Records Start Marker

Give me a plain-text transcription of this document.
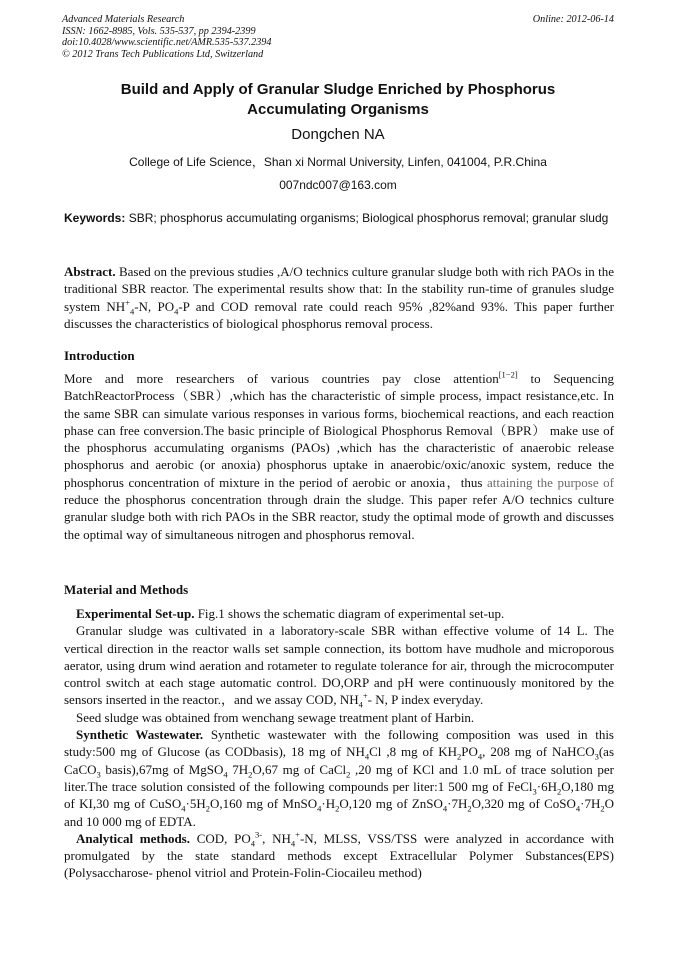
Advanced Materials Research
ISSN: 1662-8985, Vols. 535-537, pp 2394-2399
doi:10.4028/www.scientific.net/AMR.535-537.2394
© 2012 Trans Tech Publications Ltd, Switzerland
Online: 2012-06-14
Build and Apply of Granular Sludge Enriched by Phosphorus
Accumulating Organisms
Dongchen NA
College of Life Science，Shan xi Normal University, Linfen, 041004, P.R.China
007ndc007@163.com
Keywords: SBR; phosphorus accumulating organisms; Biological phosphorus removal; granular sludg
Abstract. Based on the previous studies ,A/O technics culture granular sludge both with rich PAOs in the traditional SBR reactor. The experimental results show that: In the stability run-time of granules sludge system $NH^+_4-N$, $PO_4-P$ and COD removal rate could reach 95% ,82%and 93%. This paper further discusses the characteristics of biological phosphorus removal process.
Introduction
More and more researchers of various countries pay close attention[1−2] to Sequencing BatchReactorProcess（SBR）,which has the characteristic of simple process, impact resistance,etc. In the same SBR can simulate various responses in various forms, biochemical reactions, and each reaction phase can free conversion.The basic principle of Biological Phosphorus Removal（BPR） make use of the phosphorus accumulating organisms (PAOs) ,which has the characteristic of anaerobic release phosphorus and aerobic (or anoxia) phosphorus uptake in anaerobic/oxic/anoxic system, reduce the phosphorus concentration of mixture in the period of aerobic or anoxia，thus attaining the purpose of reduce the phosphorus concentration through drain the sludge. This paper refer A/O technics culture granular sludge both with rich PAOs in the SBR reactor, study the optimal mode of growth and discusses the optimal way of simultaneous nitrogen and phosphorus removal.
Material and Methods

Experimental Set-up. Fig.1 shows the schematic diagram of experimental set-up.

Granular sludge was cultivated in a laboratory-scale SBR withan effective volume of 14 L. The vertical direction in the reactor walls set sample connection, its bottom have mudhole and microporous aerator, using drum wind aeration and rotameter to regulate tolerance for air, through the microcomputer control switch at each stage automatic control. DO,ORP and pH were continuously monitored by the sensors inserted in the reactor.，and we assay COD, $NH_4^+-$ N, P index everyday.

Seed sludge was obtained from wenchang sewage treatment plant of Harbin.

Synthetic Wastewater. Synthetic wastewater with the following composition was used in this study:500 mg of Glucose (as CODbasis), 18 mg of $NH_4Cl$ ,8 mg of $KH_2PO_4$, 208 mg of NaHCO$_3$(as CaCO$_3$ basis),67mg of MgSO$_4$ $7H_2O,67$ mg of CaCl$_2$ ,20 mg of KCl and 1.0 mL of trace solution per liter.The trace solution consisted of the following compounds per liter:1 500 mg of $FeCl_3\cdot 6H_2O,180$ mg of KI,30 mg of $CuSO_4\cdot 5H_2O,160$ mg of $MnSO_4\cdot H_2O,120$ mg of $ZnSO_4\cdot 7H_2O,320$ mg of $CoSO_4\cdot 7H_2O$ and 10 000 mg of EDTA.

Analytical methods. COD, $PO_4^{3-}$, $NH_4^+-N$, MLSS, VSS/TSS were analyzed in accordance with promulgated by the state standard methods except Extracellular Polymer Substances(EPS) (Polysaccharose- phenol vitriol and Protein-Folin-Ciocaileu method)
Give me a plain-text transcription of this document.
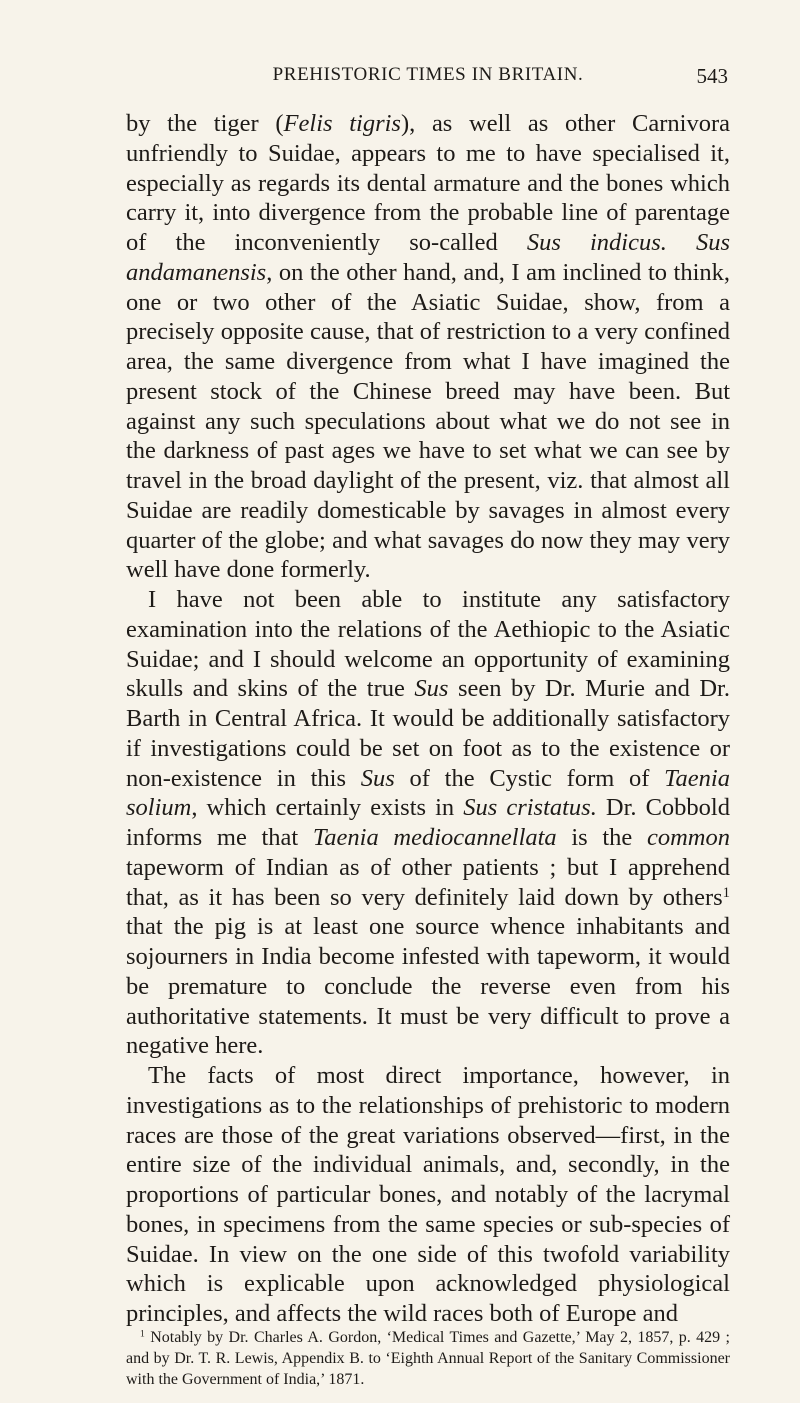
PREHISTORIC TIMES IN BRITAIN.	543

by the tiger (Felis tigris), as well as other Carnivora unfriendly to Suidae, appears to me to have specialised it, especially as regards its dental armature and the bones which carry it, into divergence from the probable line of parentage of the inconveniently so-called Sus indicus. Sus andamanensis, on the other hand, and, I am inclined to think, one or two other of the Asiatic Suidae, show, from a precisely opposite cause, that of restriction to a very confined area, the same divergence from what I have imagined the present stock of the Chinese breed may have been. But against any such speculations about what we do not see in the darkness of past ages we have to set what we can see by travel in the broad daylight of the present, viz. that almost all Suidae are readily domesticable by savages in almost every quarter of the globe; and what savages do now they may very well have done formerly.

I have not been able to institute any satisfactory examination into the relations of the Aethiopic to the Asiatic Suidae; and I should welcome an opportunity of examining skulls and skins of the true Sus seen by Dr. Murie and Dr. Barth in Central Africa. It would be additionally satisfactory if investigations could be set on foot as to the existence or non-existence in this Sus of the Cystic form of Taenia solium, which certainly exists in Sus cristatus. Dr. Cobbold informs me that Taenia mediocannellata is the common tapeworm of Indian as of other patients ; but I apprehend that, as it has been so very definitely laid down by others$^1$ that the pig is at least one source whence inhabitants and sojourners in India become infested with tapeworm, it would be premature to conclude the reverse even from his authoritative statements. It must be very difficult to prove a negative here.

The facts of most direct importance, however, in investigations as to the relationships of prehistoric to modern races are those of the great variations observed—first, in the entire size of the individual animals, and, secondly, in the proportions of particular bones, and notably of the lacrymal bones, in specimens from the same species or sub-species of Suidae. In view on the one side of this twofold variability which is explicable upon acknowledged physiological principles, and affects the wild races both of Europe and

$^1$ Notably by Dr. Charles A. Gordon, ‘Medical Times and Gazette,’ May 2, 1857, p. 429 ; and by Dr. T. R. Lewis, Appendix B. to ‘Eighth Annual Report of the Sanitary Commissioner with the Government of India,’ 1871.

Records End Marker
Records Start Marker

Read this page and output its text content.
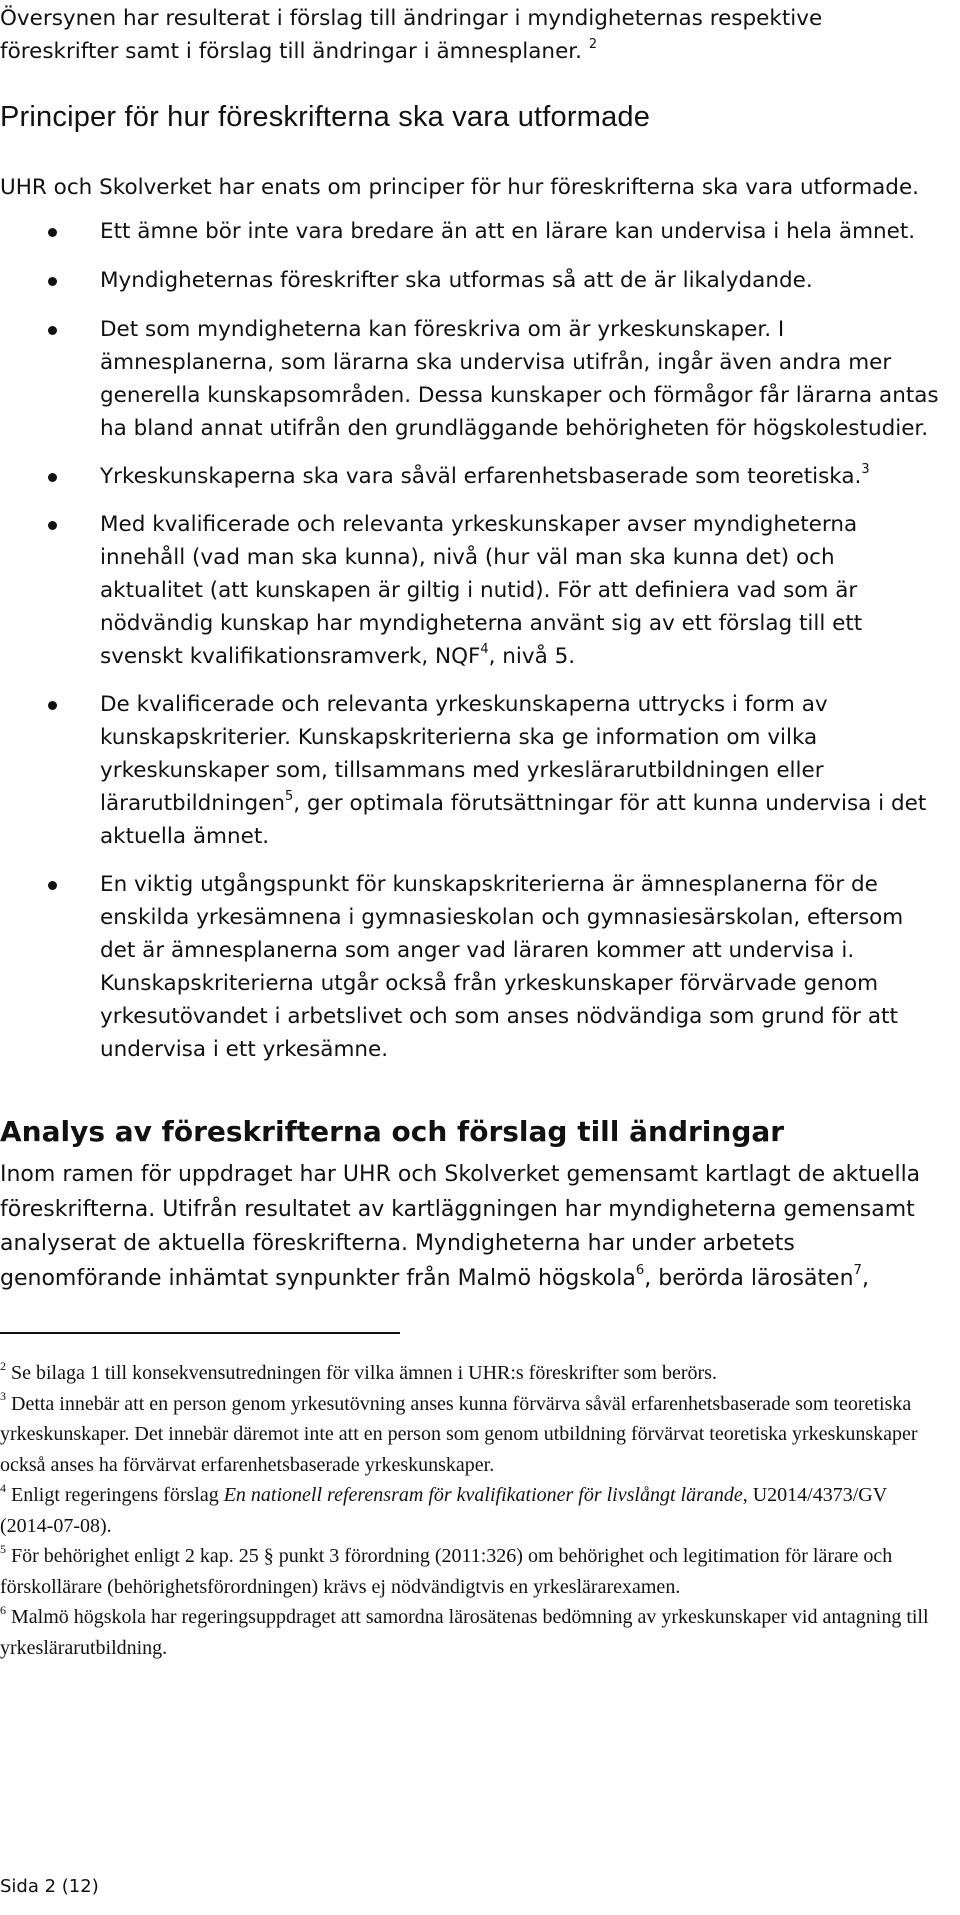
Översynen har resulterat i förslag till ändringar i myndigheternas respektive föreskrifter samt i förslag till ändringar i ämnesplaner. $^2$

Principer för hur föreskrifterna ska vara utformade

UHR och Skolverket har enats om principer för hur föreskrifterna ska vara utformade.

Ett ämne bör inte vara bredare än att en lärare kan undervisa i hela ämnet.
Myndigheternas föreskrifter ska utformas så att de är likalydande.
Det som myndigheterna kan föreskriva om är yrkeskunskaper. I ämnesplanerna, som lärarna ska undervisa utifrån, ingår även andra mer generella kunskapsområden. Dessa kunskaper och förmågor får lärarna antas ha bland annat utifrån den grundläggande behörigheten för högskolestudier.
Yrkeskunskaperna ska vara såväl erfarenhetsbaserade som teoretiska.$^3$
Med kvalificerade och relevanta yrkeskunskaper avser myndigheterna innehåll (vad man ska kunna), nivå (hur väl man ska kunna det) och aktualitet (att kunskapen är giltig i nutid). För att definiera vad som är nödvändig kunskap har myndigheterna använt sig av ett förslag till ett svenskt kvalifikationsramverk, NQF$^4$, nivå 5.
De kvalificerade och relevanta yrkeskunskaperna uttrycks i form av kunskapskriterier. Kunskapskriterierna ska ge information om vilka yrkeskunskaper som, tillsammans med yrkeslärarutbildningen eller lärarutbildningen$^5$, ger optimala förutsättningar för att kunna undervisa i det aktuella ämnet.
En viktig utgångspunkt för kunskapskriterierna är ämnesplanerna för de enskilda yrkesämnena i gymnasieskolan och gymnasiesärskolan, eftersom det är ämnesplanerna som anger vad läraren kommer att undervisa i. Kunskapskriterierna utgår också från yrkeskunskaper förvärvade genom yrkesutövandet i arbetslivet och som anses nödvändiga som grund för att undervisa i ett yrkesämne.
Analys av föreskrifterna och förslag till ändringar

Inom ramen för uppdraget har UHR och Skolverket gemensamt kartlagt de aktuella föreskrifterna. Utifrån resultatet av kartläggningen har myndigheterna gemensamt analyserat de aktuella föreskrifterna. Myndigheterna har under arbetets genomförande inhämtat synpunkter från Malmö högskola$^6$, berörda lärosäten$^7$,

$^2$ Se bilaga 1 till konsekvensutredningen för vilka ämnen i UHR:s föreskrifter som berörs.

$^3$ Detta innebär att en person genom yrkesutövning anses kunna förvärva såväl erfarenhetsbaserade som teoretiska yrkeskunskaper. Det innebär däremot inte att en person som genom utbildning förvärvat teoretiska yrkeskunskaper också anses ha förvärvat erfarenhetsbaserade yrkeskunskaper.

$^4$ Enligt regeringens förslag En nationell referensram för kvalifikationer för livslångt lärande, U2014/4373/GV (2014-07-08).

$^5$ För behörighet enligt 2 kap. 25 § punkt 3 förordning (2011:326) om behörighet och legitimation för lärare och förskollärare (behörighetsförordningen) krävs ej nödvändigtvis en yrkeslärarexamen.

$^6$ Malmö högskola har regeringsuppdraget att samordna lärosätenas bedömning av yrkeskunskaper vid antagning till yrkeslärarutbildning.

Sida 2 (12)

Records End Marker
Records Start Marker

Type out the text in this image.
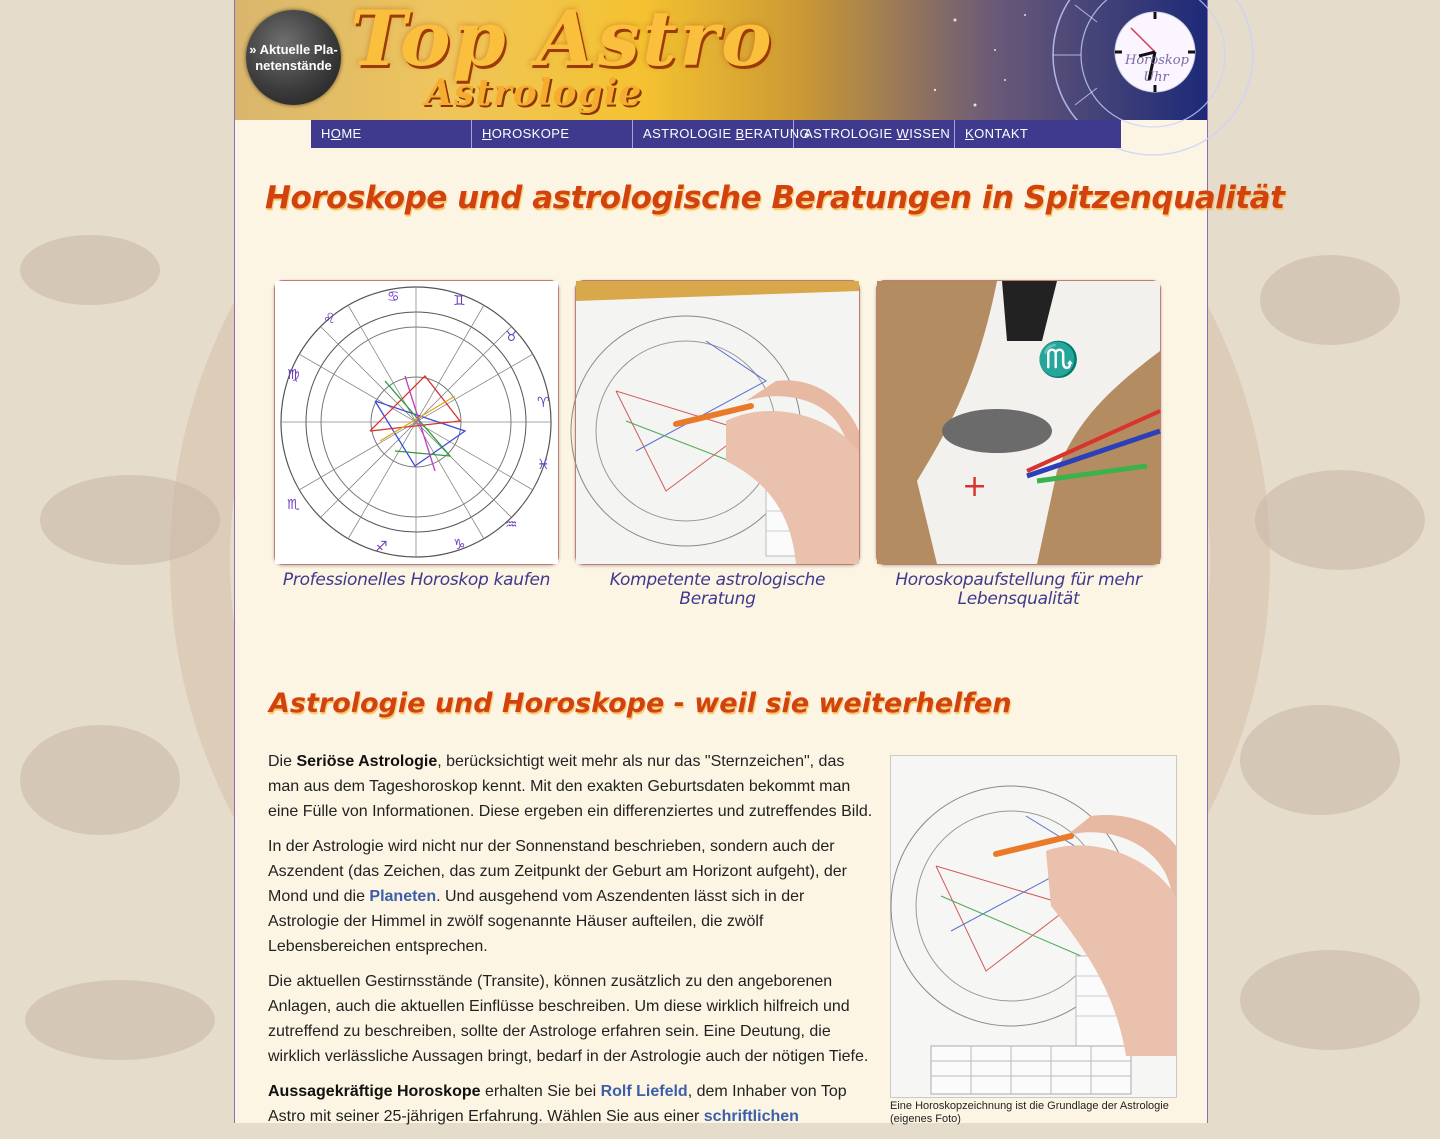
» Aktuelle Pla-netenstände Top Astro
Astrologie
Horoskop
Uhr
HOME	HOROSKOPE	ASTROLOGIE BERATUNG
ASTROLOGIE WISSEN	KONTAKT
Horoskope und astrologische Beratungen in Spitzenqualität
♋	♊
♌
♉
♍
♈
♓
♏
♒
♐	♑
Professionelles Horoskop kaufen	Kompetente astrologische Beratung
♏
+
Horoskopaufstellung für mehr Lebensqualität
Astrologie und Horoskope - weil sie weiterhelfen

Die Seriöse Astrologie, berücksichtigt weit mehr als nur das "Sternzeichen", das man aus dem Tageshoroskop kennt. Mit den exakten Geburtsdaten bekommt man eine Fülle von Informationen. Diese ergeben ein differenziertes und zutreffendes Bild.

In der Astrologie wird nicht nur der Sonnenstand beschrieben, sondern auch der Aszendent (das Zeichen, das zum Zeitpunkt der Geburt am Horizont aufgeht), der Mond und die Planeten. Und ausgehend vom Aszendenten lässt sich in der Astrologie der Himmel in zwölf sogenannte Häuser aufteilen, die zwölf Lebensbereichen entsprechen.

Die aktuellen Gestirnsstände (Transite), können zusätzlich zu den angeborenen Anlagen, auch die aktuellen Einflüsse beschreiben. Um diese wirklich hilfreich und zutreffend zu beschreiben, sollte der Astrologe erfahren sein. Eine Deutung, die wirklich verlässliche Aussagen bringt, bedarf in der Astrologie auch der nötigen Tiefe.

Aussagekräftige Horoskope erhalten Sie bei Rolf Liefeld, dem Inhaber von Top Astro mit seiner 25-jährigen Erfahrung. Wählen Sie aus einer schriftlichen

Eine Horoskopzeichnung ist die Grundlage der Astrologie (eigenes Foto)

Records End Marker

▸ Problem to work on:
Count the lines of the records that contain the word "astrologische". Give only the count.

▸ Written response:
2